Stored records:
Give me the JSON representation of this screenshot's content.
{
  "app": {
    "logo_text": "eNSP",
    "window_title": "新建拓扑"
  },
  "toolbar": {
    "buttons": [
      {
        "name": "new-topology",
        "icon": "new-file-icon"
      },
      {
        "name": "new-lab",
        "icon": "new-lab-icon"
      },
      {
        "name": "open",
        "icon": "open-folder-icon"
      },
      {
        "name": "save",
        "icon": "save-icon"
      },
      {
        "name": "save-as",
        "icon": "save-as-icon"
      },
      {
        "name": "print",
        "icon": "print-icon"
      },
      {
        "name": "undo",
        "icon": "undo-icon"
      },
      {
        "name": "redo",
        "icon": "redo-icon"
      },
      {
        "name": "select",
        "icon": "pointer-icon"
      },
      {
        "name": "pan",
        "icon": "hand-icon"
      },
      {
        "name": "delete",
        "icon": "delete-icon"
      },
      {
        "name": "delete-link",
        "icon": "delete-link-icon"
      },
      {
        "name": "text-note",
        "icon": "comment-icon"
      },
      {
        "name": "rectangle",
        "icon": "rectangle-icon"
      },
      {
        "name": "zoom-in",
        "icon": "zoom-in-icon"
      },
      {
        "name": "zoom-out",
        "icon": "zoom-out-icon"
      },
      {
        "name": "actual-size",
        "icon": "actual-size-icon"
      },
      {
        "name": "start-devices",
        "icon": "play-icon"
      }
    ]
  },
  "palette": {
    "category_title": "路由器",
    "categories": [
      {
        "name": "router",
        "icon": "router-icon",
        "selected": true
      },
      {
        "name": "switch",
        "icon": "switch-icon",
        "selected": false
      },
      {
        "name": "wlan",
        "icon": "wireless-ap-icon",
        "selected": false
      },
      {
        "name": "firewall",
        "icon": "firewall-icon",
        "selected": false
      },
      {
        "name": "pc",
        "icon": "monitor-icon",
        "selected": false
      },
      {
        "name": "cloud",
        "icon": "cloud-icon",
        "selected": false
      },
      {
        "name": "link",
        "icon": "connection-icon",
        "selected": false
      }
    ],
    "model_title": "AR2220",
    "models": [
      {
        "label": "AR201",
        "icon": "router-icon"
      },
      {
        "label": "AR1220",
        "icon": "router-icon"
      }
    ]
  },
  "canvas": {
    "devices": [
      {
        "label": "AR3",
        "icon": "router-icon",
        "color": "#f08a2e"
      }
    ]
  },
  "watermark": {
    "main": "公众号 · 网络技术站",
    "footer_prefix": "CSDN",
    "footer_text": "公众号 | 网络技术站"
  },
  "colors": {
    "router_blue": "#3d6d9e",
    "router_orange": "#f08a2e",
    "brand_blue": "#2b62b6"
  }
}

Aim of the exercise: Across the material above, count every line holding "delete" and write down only the number.

Expected answer: 4